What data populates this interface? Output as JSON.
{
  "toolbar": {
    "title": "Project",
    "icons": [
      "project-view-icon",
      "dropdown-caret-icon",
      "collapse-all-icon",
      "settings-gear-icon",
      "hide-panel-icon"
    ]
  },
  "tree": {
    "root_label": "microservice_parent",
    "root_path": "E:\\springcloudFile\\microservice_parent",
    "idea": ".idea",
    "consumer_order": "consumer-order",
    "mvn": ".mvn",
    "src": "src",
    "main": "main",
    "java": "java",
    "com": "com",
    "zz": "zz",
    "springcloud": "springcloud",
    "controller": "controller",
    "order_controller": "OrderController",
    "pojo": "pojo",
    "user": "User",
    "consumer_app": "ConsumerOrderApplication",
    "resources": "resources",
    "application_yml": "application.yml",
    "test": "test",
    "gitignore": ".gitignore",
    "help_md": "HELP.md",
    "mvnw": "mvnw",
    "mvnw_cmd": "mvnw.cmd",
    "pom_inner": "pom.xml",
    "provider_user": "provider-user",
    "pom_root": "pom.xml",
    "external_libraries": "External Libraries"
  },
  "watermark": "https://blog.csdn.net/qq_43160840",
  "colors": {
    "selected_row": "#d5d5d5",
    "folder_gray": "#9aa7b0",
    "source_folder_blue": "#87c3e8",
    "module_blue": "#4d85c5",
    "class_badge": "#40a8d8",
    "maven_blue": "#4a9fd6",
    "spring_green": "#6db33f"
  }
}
_ _ _
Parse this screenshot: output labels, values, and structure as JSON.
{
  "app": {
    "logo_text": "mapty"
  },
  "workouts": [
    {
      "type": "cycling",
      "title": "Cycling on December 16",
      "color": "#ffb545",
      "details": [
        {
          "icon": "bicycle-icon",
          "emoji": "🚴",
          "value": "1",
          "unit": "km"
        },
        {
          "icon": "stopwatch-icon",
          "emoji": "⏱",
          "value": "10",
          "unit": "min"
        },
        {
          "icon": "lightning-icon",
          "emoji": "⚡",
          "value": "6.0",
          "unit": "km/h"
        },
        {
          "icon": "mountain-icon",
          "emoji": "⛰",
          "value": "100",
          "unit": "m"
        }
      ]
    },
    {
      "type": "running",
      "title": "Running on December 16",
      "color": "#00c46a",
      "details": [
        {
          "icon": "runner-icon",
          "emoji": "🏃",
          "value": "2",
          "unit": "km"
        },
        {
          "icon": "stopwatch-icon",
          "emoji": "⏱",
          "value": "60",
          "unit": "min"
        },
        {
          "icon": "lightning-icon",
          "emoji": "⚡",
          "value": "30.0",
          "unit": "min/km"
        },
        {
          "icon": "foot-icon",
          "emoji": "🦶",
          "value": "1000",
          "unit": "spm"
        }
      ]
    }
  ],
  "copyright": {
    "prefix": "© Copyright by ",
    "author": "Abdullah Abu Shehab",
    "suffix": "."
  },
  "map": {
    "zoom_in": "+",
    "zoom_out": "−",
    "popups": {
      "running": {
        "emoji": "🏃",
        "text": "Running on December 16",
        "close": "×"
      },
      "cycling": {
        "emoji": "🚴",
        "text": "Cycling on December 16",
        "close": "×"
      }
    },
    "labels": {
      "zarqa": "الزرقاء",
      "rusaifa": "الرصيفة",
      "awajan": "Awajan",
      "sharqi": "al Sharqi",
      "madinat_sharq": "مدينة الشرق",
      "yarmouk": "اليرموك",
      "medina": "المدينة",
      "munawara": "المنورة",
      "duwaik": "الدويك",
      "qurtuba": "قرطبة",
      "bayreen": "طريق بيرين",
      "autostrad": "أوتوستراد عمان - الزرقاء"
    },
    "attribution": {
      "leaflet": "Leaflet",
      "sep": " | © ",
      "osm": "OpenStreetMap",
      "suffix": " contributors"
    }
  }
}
_ _ _
- Problem to work on -
The word "December" may turn up on some lines of these records; say how many, with no other words.

- Exercise result -
4